** begin DATA LINES **

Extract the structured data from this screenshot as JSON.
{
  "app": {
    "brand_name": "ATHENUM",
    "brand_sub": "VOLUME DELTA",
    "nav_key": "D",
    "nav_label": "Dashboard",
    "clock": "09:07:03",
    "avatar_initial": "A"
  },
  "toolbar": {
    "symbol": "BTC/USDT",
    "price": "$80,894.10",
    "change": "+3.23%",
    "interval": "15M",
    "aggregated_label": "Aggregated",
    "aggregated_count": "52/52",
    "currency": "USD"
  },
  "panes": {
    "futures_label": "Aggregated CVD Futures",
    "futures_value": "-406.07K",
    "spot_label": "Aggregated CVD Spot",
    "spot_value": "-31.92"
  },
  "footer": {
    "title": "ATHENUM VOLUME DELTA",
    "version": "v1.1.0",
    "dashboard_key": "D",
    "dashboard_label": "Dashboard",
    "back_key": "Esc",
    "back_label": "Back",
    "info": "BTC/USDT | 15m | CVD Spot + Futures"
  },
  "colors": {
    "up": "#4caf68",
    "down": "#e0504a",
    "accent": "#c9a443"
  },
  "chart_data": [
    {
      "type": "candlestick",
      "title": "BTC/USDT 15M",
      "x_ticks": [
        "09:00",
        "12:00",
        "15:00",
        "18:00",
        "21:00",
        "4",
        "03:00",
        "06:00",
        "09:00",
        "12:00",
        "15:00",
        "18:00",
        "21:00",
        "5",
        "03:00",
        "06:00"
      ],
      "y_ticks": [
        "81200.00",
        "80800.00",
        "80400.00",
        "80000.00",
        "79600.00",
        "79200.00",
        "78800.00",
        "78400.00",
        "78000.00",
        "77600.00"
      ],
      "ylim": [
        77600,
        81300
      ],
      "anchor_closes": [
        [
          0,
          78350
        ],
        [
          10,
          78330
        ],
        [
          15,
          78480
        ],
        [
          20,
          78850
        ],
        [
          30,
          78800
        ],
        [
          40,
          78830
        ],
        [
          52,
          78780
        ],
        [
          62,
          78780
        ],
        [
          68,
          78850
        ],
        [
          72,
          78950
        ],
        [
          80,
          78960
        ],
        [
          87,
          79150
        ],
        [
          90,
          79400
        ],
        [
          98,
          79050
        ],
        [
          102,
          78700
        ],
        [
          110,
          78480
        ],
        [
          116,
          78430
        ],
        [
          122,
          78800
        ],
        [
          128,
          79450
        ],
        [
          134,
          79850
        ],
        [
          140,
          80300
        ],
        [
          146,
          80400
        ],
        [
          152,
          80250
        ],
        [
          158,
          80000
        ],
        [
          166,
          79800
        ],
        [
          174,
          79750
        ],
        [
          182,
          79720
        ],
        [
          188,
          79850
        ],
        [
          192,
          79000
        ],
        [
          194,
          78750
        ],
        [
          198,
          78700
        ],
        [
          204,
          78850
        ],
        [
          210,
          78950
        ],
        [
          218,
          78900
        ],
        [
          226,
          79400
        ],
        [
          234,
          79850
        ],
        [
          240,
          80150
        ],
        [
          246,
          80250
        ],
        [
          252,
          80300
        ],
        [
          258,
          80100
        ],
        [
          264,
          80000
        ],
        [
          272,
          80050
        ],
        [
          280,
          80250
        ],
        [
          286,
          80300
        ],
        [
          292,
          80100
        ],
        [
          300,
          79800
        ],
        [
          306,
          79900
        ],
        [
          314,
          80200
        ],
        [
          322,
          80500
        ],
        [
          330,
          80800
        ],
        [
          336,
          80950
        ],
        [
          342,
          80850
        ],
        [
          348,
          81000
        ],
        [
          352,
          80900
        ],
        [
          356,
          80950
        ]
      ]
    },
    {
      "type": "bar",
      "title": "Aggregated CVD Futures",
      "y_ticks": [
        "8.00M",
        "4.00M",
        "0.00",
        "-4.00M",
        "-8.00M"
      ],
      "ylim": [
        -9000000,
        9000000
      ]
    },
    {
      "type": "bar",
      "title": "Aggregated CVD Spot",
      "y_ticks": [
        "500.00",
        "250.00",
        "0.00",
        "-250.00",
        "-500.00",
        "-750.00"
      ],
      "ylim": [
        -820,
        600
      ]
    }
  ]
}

** end DATA LINES **

▸ **PROBLEM REQUIREMENTS**: Exactly reproduce the material above.

▸ **THE OUTPUT**:
Extract the structured data from this screenshot as JSON.
{
  "app": {
    "brand_name": "ATHENUM",
    "brand_sub": "VOLUME DELTA",
    "nav_key": "D",
    "nav_label": "Dashboard",
    "clock": "09:07:03",
    "avatar_initial": "A"
  },
  "toolbar": {
    "symbol": "BTC/USDT",
    "price": "$80,894.10",
    "change": "+3.23%",
    "interval": "15M",
    "aggregated_label": "Aggregated",
    "aggregated_count": "52/52",
    "currency": "USD"
  },
  "panes": {
    "futures_label": "Aggregated CVD Futures",
    "futures_value": "-406.07K",
    "spot_label": "Aggregated CVD Spot",
    "spot_value": "-31.92"
  },
  "footer": {
    "title": "ATHENUM VOLUME DELTA",
    "version": "v1.1.0",
    "dashboard_key": "D",
    "dashboard_label": "Dashboard",
    "back_key": "Esc",
    "back_label": "Back",
    "info": "BTC/USDT | 15m | CVD Spot + Futures"
  },
  "colors": {
    "up": "#4caf68",
    "down": "#e0504a",
    "accent": "#c9a443"
  },
  "chart_data": [
    {
      "type": "candlestick",
      "title": "BTC/USDT 15M",
      "x_ticks": [
        "09:00",
        "12:00",
        "15:00",
        "18:00",
        "21:00",
        "4",
        "03:00",
        "06:00",
        "09:00",
        "12:00",
        "15:00",
        "18:00",
        "21:00",
        "5",
        "03:00",
        "06:00"
      ],
      "y_ticks": [
        "81200.00",
        "80800.00",
        "80400.00",
        "80000.00",
        "79600.00",
        "79200.00",
        "78800.00",
        "78400.00",
        "78000.00",
        "77600.00"
      ],
      "ylim": [
        77600,
        81300
      ],
      "anchor_closes": [
        [
          0,
          78350
        ],
        [
          10,
          78330
        ],
        [
          15,
          78480
        ],
        [
          20,
          78850
        ],
        [
          30,
          78800
        ],
        [
          40,
          78830
        ],
        [
          52,
          78780
        ],
        [
          62,
          78780
        ],
        [
          68,
          78850
        ],
        [
          72,
          78950
        ],
        [
          80,
          78960
        ],
        [
          87,
          79150
        ],
        [
          90,
          79400
        ],
        [
          98,
          79050
        ],
        [
          102,
          78700
        ],
        [
          110,
          78480
        ],
        [
          116,
          78430
        ],
        [
          122,
          78800
        ],
        [
          128,
          79450
        ],
        [
          134,
          79850
        ],
        [
          140,
          80300
        ],
        [
          146,
          80400
        ],
        [
          152,
          80250
        ],
        [
          158,
          80000
        ],
        [
          166,
          79800
        ],
        [
          174,
          79750
        ],
        [
          182,
          79720
        ],
        [
          188,
          79850
        ],
        [
          192,
          79000
        ],
        [
          194,
          78750
        ],
        [
          198,
          78700
        ],
        [
          204,
          78850
        ],
        [
          210,
          78950
        ],
        [
          218,
          78900
        ],
        [
          226,
          79400
        ],
        [
          234,
          79850
        ],
        [
          240,
          80150
        ],
        [
          246,
          80250
        ],
        [
          252,
          80300
        ],
        [
          258,
          80100
        ],
        [
          264,
          80000
        ],
        [
          272,
          80050
        ],
        [
          280,
          80250
        ],
        [
          286,
          80300
        ],
        [
          292,
          80100
        ],
        [
          300,
          79800
        ],
        [
          306,
          79900
        ],
        [
          314,
          80200
        ],
        [
          322,
          80500
        ],
        [
          330,
          80800
        ],
        [
          336,
          80950
        ],
        [
          342,
          80850
        ],
        [
          348,
          81000
        ],
        [
          352,
          80900
        ],
        [
          356,
          80950
        ]
      ]
    },
    {
      "type": "bar",
      "title": "Aggregated CVD Futures",
      "y_ticks": [
        "8.00M",
        "4.00M",
        "0.00",
        "-4.00M",
        "-8.00M"
      ],
      "ylim": [
        -9000000,
        9000000
      ]
    },
    {
      "type": "bar",
      "title": "Aggregated CVD Spot",
      "y_ticks": [
        "500.00",
        "250.00",
        "0.00",
        "-250.00",
        "-500.00",
        "-750.00"
      ],
      "ylim": [
        -820,
        600
      ]
    }
  ]
}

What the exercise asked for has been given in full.